-- REQUEST --
Starting at the beginning of the listing and ending at the line that contains "- x-tick-label: Jul-17: [824, 568, 844, 617]", rewrite those lines with every "y-tick-label" updated to "y-axis-value" and nothing else changed.

Raw records
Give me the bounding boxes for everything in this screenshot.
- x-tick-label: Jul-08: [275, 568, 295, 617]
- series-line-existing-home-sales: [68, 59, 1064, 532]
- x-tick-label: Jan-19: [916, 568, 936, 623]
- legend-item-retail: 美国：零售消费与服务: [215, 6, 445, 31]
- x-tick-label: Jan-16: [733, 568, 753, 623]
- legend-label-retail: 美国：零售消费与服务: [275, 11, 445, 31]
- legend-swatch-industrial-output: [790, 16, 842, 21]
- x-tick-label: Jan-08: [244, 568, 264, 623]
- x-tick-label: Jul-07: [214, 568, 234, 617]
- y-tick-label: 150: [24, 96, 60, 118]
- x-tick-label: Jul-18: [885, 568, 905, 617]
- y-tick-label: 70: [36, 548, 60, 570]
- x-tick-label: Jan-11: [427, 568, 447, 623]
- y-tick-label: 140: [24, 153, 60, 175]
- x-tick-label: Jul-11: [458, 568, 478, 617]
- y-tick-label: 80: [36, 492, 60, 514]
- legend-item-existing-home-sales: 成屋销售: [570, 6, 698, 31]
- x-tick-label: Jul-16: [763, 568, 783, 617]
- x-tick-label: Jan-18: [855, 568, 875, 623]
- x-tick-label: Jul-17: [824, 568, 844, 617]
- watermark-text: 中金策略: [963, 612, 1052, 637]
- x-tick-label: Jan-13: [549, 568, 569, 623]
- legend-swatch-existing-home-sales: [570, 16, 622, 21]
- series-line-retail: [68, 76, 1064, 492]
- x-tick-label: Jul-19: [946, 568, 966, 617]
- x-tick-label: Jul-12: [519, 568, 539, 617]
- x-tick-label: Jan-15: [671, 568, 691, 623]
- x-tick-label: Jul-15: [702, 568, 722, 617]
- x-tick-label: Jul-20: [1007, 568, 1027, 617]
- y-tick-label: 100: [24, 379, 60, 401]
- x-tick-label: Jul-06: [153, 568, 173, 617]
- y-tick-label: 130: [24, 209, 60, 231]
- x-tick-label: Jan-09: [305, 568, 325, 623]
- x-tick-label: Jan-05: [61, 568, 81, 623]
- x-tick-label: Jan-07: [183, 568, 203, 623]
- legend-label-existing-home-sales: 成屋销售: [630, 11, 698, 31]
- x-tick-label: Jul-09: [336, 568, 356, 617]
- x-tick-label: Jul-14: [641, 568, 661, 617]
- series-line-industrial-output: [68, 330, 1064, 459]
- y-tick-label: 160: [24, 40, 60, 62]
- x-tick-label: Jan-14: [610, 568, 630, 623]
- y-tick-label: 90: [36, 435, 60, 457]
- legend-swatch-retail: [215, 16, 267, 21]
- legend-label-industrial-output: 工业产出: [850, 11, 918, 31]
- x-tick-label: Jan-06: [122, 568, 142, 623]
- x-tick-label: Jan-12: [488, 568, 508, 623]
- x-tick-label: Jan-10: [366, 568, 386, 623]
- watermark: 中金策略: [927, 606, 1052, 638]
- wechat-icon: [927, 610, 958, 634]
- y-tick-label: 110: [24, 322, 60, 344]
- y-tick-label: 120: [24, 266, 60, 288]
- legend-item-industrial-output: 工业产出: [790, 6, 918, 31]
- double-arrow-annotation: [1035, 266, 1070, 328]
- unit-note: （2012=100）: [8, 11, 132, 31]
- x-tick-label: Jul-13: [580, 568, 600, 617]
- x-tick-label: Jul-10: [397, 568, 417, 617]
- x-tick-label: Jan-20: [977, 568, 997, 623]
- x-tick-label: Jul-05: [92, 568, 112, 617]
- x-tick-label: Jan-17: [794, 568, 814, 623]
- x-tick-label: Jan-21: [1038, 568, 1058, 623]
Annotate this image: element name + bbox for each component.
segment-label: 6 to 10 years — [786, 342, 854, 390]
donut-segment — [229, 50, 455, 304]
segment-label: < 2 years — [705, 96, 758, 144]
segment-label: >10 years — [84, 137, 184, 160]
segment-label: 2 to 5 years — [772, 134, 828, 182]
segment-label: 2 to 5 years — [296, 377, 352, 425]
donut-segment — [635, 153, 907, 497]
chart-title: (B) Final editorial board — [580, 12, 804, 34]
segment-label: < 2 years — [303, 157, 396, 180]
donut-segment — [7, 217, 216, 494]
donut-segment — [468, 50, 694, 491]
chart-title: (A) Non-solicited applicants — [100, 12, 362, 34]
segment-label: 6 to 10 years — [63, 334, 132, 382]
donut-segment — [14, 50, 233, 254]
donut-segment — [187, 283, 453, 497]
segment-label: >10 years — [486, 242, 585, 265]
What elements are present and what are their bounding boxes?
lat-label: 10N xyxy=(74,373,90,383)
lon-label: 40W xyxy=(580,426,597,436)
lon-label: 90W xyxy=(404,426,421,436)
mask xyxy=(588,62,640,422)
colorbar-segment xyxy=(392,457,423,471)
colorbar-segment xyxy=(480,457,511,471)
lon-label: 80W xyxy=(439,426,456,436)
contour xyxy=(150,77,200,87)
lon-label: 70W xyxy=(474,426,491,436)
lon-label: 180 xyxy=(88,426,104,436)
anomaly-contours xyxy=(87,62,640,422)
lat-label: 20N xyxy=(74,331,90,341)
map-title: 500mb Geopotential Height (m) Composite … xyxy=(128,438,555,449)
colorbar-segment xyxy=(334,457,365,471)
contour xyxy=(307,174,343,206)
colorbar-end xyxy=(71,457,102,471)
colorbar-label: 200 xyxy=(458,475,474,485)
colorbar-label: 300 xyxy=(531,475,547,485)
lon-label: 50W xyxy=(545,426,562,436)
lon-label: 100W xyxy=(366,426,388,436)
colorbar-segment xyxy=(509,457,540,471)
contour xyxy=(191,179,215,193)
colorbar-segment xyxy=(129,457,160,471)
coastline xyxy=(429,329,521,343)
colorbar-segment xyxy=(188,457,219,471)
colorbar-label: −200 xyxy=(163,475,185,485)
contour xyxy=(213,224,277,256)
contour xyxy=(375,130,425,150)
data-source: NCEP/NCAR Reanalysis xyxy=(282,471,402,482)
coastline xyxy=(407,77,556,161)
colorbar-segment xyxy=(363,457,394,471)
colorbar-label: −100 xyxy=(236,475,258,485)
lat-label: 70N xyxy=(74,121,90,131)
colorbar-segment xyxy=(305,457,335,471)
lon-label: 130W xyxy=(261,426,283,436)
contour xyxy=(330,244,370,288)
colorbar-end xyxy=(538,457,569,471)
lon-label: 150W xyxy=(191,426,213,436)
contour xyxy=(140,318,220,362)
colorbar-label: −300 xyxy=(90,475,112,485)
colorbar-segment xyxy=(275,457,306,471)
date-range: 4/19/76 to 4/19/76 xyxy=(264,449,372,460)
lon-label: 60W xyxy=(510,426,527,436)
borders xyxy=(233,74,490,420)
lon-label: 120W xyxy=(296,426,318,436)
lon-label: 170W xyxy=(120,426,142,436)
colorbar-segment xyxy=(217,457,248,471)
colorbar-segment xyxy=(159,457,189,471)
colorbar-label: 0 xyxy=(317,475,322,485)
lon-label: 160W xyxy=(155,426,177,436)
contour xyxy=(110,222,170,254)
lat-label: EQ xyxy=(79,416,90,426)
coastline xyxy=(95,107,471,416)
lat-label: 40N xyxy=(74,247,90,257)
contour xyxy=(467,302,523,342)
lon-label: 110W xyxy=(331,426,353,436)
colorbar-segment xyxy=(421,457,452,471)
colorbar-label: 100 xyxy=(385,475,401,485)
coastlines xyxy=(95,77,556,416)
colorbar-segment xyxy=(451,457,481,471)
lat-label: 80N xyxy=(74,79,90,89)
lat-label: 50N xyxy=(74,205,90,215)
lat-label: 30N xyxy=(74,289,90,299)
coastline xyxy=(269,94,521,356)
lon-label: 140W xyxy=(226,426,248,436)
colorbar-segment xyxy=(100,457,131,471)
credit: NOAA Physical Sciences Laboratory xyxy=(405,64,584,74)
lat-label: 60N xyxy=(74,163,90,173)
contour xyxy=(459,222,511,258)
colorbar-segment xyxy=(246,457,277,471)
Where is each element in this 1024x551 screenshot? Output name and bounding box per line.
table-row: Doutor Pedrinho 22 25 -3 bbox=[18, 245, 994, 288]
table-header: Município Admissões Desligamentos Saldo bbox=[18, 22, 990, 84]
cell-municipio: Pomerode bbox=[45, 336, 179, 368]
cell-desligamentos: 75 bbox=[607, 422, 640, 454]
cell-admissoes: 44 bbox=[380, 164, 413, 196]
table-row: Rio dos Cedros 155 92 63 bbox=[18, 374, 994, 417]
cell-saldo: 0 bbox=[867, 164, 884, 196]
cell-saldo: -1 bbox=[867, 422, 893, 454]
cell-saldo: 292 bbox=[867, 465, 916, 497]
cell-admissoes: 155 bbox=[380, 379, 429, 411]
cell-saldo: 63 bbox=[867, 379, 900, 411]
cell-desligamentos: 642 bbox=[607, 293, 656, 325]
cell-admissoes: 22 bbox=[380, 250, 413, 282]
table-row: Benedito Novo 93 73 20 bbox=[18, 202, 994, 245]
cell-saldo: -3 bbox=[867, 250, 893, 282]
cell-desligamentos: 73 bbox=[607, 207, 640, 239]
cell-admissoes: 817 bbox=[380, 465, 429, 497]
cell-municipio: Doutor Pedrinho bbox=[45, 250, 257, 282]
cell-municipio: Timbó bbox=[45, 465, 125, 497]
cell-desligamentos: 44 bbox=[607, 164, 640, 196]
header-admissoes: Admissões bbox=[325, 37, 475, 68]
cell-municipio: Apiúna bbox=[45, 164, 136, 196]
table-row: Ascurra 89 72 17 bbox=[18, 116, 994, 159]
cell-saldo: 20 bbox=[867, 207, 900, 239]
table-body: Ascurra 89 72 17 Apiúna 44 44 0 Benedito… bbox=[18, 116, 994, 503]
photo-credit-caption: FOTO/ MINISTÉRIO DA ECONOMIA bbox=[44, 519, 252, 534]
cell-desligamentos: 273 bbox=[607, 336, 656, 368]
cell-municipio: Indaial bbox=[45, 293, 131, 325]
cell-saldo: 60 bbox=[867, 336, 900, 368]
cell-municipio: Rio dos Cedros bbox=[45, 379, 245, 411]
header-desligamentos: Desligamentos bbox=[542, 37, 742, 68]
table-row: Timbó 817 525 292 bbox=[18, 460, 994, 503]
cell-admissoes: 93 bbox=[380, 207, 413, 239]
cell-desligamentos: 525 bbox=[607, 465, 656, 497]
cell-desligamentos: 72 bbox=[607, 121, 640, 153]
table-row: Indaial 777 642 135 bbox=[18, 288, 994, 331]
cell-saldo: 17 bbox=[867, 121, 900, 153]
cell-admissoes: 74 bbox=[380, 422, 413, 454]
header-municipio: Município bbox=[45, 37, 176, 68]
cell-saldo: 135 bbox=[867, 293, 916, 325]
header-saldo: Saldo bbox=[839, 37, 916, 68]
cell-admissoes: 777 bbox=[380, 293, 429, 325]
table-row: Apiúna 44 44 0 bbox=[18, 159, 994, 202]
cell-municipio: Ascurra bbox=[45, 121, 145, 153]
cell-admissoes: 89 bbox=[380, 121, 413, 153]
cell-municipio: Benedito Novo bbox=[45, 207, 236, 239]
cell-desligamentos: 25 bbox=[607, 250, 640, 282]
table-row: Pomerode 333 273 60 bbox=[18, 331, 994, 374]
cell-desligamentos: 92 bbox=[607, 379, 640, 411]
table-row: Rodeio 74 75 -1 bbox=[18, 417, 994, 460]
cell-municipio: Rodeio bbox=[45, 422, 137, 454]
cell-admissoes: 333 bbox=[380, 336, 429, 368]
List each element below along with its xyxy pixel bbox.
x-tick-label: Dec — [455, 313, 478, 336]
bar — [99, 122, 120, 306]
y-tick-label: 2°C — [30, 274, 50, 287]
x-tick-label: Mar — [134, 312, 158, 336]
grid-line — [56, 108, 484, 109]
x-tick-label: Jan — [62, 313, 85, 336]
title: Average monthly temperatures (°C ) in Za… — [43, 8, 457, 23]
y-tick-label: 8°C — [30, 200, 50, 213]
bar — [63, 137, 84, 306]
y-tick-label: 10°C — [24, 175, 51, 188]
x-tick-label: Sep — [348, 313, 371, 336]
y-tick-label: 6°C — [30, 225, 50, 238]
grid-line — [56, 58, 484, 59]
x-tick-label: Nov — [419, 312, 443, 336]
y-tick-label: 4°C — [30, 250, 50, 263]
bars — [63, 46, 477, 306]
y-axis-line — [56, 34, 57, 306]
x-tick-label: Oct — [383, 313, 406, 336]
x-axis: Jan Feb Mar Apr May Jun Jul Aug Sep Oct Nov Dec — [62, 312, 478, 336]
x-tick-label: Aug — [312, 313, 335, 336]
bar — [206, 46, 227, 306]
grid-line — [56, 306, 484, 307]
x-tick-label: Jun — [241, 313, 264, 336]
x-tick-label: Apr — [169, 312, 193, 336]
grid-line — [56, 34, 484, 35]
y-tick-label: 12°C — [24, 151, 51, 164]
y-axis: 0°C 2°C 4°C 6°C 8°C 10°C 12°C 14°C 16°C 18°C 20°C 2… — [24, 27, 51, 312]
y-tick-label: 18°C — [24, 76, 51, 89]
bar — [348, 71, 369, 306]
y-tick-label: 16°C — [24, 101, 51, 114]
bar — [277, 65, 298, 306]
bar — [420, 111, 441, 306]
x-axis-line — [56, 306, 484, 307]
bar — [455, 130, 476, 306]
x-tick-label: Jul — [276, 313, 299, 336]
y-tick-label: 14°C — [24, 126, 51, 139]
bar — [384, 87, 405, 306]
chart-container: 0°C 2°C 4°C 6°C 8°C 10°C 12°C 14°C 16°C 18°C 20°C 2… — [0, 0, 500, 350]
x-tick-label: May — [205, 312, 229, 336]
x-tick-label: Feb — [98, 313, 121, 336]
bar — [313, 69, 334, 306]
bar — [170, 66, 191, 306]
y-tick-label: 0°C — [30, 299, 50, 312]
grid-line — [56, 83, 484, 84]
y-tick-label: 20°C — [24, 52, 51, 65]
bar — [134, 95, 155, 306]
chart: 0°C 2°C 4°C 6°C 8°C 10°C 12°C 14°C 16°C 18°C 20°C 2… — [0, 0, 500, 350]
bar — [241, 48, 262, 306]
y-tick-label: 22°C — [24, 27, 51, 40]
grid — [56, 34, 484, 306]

-- THE ANSWER --
Give me the bounding boxes for everything in this screenshot.
- x-tick-label: Jul-08: [275, 568, 295, 617]
- series-line-existing-home-sales: [68, 59, 1064, 532]
- x-tick-label: Jan-19: [916, 568, 936, 623]
- legend-item-retail: 美国：零售消费与服务: [215, 6, 445, 31]
- x-tick-label: Jan-16: [733, 568, 753, 623]
- legend-label-retail: 美国：零售消费与服务: [275, 11, 445, 31]
- legend-swatch-industrial-output: [790, 16, 842, 21]
- x-tick-label: Jan-08: [244, 568, 264, 623]
- x-tick-label: Jul-07: [214, 568, 234, 617]
- y-axis-value: 150: [24, 96, 60, 118]
- x-tick-label: Jul-18: [885, 568, 905, 617]
- y-axis-value: 70: [36, 548, 60, 570]
- x-tick-label: Jan-11: [427, 568, 447, 623]
- y-axis-value: 140: [24, 153, 60, 175]
- x-tick-label: Jul-11: [458, 568, 478, 617]
- y-axis-value: 80: [36, 492, 60, 514]
- legend-item-existing-home-sales: 成屋销售: [570, 6, 698, 31]
- x-tick-label: Jul-16: [763, 568, 783, 617]
- x-tick-label: Jan-18: [855, 568, 875, 623]
- x-tick-label: Jul-17: [824, 568, 844, 617]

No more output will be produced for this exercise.